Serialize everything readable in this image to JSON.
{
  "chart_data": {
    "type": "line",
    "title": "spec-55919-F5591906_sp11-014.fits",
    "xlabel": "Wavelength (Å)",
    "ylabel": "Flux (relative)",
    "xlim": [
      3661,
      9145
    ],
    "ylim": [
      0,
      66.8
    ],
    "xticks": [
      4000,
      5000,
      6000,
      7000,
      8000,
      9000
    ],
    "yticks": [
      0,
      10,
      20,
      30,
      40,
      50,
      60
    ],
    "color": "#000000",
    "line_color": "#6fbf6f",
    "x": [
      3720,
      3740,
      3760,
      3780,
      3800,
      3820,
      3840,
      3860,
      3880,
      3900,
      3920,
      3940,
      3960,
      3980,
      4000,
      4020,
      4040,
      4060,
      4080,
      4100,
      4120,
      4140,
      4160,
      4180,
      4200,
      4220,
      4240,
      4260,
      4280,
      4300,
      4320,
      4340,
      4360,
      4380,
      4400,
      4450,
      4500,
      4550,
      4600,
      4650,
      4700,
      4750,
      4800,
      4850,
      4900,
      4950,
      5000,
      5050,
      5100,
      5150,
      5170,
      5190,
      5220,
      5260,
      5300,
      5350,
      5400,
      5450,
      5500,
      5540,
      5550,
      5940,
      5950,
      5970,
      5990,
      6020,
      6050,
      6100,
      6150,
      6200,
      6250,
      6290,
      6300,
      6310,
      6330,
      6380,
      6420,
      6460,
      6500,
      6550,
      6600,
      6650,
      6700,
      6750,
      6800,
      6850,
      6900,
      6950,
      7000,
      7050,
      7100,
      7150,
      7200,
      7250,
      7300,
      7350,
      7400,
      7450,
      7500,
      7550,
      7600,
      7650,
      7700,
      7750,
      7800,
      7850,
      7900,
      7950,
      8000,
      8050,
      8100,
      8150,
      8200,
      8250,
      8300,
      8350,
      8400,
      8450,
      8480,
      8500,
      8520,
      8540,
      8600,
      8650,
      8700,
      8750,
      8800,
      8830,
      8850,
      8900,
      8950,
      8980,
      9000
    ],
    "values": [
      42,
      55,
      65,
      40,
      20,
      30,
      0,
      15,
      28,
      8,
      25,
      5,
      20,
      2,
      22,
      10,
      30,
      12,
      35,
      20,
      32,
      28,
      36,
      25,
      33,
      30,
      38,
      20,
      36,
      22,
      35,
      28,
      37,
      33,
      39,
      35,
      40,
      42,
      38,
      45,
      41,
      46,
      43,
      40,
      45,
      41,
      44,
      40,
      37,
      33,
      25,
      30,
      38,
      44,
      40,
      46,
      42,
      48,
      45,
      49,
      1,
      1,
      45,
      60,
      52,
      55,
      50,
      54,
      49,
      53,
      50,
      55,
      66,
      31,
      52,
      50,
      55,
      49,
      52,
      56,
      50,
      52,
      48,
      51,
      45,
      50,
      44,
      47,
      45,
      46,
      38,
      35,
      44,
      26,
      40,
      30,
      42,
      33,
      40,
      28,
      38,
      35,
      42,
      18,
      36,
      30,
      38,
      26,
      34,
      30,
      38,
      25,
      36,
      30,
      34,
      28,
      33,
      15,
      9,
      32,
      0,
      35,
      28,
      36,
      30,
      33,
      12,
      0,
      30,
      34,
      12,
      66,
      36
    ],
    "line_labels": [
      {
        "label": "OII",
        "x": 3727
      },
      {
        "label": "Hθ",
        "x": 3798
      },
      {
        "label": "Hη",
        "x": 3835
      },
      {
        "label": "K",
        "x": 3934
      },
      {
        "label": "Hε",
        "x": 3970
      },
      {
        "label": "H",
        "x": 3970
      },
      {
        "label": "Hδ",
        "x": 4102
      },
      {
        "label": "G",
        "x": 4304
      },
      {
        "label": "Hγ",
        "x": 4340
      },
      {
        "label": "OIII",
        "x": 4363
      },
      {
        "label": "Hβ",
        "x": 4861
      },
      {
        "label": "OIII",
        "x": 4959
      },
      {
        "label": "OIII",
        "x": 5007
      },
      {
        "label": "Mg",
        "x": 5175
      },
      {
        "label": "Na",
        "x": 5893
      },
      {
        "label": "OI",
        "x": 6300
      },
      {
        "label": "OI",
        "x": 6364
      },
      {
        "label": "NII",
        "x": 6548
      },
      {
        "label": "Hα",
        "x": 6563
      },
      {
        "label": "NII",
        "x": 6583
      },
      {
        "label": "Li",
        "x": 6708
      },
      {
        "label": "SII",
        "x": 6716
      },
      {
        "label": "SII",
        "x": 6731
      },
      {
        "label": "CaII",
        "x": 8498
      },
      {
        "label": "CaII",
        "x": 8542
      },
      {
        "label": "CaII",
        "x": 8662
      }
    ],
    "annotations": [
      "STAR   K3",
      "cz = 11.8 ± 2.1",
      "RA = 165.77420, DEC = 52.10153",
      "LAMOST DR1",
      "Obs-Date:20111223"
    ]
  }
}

==============================

(Exercise):
Using the data above, repeat every line exactly.

(Task result):
Serialize everything readable in this image to JSON.
{
  "chart_data": {
    "type": "line",
    "title": "spec-55919-F5591906_sp11-014.fits",
    "xlabel": "Wavelength (Å)",
    "ylabel": "Flux (relative)",
    "xlim": [
      3661,
      9145
    ],
    "ylim": [
      0,
      66.8
    ],
    "xticks": [
      4000,
      5000,
      6000,
      7000,
      8000,
      9000
    ],
    "yticks": [
      0,
      10,
      20,
      30,
      40,
      50,
      60
    ],
    "color": "#000000",
    "line_color": "#6fbf6f",
    "x": [
      3720,
      3740,
      3760,
      3780,
      3800,
      3820,
      3840,
      3860,
      3880,
      3900,
      3920,
      3940,
      3960,
      3980,
      4000,
      4020,
      4040,
      4060,
      4080,
      4100,
      4120,
      4140,
      4160,
      4180,
      4200,
      4220,
      4240,
      4260,
      4280,
      4300,
      4320,
      4340,
      4360,
      4380,
      4400,
      4450,
      4500,
      4550,
      4600,
      4650,
      4700,
      4750,
      4800,
      4850,
      4900,
      4950,
      5000,
      5050,
      5100,
      5150,
      5170,
      5190,
      5220,
      5260,
      5300,
      5350,
      5400,
      5450,
      5500,
      5540,
      5550,
      5940,
      5950,
      5970,
      5990,
      6020,
      6050,
      6100,
      6150,
      6200,
      6250,
      6290,
      6300,
      6310,
      6330,
      6380,
      6420,
      6460,
      6500,
      6550,
      6600,
      6650,
      6700,
      6750,
      6800,
      6850,
      6900,
      6950,
      7000,
      7050,
      7100,
      7150,
      7200,
      7250,
      7300,
      7350,
      7400,
      7450,
      7500,
      7550,
      7600,
      7650,
      7700,
      7750,
      7800,
      7850,
      7900,
      7950,
      8000,
      8050,
      8100,
      8150,
      8200,
      8250,
      8300,
      8350,
      8400,
      8450,
      8480,
      8500,
      8520,
      8540,
      8600,
      8650,
      8700,
      8750,
      8800,
      8830,
      8850,
      8900,
      8950,
      8980,
      9000
    ],
    "values": [
      42,
      55,
      65,
      40,
      20,
      30,
      0,
      15,
      28,
      8,
      25,
      5,
      20,
      2,
      22,
      10,
      30,
      12,
      35,
      20,
      32,
      28,
      36,
      25,
      33,
      30,
      38,
      20,
      36,
      22,
      35,
      28,
      37,
      33,
      39,
      35,
      40,
      42,
      38,
      45,
      41,
      46,
      43,
      40,
      45,
      41,
      44,
      40,
      37,
      33,
      25,
      30,
      38,
      44,
      40,
      46,
      42,
      48,
      45,
      49,
      1,
      1,
      45,
      60,
      52,
      55,
      50,
      54,
      49,
      53,
      50,
      55,
      66,
      31,
      52,
      50,
      55,
      49,
      52,
      56,
      50,
      52,
      48,
      51,
      45,
      50,
      44,
      47,
      45,
      46,
      38,
      35,
      44,
      26,
      40,
      30,
      42,
      33,
      40,
      28,
      38,
      35,
      42,
      18,
      36,
      30,
      38,
      26,
      34,
      30,
      38,
      25,
      36,
      30,
      34,
      28,
      33,
      15,
      9,
      32,
      0,
      35,
      28,
      36,
      30,
      33,
      12,
      0,
      30,
      34,
      12,
      66,
      36
    ],
    "line_labels": [
      {
        "label": "OII",
        "x": 3727
      },
      {
        "label": "Hθ",
        "x": 3798
      },
      {
        "label": "Hη",
        "x": 3835
      },
      {
        "label": "K",
        "x": 3934
      },
      {
        "label": "Hε",
        "x": 3970
      },
      {
        "label": "H",
        "x": 3970
      },
      {
        "label": "Hδ",
        "x": 4102
      },
      {
        "label": "G",
        "x": 4304
      },
      {
        "label": "Hγ",
        "x": 4340
      },
      {
        "label": "OIII",
        "x": 4363
      },
      {
        "label": "Hβ",
        "x": 4861
      },
      {
        "label": "OIII",
        "x": 4959
      },
      {
        "label": "OIII",
        "x": 5007
      },
      {
        "label": "Mg",
        "x": 5175
      },
      {
        "label": "Na",
        "x": 5893
      },
      {
        "label": "OI",
        "x": 6300
      },
      {
        "label": "OI",
        "x": 6364
      },
      {
        "label": "NII",
        "x": 6548
      },
      {
        "label": "Hα",
        "x": 6563
      },
      {
        "label": "NII",
        "x": 6583
      },
      {
        "label": "Li",
        "x": 6708
      },
      {
        "label": "SII",
        "x": 6716
      },
      {
        "label": "SII",
        "x": 6731
      },
      {
        "label": "CaII",
        "x": 8498
      },
      {
        "label": "CaII",
        "x": 8542
      },
      {
        "label": "CaII",
        "x": 8662
      }
    ],
    "annotations": [
      "STAR   K3",
      "cz = 11.8 ± 2.1",
      "RA = 165.77420, DEC = 52.10153",
      "LAMOST DR1",
      "Obs-Date:20111223"
    ]
  }
}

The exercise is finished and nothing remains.